Copy the records below verbatim, starting with the first line and going on through the line that contains "chapter-title (231, 1264, 962, 1297)". Include both of those lines, and copy nothing after the second one.
··········
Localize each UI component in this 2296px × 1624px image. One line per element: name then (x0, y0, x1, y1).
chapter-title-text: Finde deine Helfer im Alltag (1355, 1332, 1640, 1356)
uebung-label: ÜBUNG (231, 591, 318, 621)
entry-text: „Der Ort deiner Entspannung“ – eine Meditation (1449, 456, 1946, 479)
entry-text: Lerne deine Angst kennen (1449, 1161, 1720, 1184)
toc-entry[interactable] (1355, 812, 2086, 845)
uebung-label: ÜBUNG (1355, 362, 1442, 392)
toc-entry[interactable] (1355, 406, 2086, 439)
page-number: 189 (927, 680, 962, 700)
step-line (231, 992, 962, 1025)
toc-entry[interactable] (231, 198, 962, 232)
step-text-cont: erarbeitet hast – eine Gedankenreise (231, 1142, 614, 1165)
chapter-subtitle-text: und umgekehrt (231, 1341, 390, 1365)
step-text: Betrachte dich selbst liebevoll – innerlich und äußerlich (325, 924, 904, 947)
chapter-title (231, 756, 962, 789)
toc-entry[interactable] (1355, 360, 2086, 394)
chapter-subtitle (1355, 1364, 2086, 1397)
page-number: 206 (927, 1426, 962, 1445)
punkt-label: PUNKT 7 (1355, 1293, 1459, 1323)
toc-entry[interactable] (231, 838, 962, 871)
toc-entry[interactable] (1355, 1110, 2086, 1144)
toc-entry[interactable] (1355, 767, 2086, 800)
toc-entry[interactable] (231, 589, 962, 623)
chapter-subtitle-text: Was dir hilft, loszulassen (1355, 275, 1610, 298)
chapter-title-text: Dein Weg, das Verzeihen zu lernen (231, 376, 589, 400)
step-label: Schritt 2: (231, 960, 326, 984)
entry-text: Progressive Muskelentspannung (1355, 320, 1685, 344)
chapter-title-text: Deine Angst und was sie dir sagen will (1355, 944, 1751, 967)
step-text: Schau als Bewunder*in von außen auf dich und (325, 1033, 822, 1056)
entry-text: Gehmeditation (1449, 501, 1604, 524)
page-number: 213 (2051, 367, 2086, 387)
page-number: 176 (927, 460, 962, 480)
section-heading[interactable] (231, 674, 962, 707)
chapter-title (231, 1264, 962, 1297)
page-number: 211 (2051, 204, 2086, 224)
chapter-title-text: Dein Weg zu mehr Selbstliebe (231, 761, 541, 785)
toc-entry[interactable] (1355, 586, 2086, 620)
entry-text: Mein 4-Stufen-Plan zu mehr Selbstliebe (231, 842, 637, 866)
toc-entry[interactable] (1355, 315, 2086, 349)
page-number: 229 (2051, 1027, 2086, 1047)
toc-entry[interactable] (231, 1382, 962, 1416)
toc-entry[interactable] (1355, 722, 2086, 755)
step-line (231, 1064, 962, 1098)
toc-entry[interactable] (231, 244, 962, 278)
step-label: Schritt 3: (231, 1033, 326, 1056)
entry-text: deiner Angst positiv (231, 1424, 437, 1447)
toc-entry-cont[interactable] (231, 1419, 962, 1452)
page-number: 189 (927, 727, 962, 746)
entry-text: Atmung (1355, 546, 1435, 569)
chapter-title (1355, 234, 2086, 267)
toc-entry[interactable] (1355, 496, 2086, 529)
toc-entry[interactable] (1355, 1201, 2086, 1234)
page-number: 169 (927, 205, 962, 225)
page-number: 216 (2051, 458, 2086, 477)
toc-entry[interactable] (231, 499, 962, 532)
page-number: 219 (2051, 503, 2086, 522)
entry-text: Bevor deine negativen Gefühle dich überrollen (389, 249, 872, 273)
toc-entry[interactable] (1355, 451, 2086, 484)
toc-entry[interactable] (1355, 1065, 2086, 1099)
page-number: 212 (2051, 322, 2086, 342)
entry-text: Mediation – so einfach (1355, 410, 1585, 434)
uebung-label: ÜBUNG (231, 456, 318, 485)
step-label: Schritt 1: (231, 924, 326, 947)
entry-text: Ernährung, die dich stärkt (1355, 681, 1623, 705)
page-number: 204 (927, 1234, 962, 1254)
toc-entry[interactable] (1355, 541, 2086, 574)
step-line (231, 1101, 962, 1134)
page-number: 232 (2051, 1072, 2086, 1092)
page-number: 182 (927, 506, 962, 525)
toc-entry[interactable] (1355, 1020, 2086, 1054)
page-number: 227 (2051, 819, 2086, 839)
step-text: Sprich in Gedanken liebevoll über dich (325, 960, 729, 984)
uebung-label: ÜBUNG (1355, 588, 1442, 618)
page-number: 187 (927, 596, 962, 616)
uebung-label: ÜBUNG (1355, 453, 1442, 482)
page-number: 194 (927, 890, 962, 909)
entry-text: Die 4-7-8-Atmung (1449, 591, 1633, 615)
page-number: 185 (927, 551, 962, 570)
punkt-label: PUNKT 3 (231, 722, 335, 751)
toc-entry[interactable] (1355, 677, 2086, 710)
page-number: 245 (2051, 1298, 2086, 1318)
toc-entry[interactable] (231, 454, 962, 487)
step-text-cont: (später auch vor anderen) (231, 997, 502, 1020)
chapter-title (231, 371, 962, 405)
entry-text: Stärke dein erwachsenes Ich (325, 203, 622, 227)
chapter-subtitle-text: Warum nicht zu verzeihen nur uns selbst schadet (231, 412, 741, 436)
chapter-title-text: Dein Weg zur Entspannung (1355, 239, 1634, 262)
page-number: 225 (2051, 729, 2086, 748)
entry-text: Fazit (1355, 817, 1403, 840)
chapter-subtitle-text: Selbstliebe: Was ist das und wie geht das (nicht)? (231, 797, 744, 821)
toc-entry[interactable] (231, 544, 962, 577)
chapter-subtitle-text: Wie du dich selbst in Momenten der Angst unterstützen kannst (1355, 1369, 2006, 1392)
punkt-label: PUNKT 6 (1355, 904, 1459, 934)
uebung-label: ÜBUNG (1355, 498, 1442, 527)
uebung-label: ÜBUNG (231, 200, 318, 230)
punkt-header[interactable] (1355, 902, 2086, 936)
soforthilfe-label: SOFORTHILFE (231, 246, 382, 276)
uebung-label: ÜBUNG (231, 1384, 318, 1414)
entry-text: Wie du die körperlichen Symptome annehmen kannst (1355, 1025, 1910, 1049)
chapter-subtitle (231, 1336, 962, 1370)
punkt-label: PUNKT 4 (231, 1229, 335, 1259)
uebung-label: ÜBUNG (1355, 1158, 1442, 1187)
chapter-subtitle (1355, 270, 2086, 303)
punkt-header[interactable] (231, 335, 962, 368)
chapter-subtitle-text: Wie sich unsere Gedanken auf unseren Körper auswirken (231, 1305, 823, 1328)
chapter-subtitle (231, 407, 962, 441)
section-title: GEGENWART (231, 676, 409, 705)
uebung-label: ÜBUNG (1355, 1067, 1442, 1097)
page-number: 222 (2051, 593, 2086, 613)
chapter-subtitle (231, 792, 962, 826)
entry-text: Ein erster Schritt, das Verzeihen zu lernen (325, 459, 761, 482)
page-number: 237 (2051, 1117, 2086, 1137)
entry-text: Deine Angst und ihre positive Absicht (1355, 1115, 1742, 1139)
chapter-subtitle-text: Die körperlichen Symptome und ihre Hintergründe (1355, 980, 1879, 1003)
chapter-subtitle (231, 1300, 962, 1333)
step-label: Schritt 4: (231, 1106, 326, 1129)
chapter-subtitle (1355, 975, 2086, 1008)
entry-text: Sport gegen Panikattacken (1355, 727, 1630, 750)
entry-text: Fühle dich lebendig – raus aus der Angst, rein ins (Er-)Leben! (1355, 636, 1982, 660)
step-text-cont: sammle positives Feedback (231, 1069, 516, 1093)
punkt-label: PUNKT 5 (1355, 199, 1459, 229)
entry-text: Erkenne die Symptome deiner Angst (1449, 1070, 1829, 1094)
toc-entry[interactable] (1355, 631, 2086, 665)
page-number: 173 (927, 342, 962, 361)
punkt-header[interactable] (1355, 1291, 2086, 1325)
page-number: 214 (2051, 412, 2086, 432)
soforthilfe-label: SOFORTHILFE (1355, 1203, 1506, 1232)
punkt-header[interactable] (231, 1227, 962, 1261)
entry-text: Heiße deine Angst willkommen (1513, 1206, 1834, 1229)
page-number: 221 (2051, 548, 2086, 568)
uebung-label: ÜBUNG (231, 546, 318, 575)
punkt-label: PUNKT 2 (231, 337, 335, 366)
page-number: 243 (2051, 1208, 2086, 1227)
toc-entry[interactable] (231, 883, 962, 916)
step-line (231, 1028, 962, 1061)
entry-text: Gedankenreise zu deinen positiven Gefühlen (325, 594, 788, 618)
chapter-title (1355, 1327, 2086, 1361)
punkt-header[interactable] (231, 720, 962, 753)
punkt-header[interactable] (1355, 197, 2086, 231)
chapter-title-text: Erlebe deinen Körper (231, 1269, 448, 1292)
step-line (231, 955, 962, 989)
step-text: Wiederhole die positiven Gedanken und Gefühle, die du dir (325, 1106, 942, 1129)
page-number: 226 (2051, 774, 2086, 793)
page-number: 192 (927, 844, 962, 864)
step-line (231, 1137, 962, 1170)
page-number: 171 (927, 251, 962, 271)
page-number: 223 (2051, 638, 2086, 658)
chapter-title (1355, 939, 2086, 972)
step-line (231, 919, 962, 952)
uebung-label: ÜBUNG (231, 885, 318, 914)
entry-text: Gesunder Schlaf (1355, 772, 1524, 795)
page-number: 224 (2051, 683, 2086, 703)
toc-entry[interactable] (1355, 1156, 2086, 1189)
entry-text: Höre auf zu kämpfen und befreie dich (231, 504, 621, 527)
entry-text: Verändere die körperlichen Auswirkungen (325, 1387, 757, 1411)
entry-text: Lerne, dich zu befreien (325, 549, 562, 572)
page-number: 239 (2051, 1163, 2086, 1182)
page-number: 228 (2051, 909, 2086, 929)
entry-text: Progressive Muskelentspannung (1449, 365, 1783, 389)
··········
Written reply:
Localize each UI component in this 2296px × 1624px image. One line per element: name then (x0, y0, x1, y1).
chapter-title-text: Finde deine Helfer im Alltag (1355, 1332, 1640, 1356)
uebung-label: ÜBUNG (231, 591, 318, 621)
entry-text: „Der Ort deiner Entspannung“ – eine Meditation (1449, 456, 1946, 479)
entry-text: Lerne deine Angst kennen (1449, 1161, 1720, 1184)
toc-entry[interactable] (1355, 812, 2086, 845)
uebung-label: ÜBUNG (1355, 362, 1442, 392)
toc-entry[interactable] (1355, 406, 2086, 439)
page-number: 189 (927, 680, 962, 700)
step-line (231, 992, 962, 1025)
toc-entry[interactable] (231, 198, 962, 232)
step-text-cont: erarbeitet hast – eine Gedankenreise (231, 1142, 614, 1165)
chapter-subtitle-text: und umgekehrt (231, 1341, 390, 1365)
step-text: Betrachte dich selbst liebevoll – innerlich und äußerlich (325, 924, 904, 947)
chapter-title (231, 756, 962, 789)
toc-entry[interactable] (1355, 360, 2086, 394)
chapter-subtitle (1355, 1364, 2086, 1397)
page-number: 206 (927, 1426, 962, 1445)
punkt-label: PUNKT 7 (1355, 1293, 1459, 1323)
toc-entry[interactable] (231, 838, 962, 871)
toc-entry[interactable] (1355, 1110, 2086, 1144)
toc-entry[interactable] (1355, 767, 2086, 800)
toc-entry[interactable] (231, 589, 962, 623)
chapter-subtitle-text: Was dir hilft, loszulassen (1355, 275, 1610, 298)
chapter-title-text: Dein Weg, das Verzeihen zu lernen (231, 376, 589, 400)
step-label: Schritt 2: (231, 960, 326, 984)
entry-text: Progressive Muskelentspannung (1355, 320, 1685, 344)
chapter-title-text: Deine Angst und was sie dir sagen will (1355, 944, 1751, 967)
step-text: Schau als Bewunder*in von außen auf dich und (325, 1033, 822, 1056)
entry-text: Gehmeditation (1449, 501, 1604, 524)
page-number: 213 (2051, 367, 2086, 387)
page-number: 176 (927, 460, 962, 480)
section-heading[interactable] (231, 674, 962, 707)
chapter-title (231, 1264, 962, 1297)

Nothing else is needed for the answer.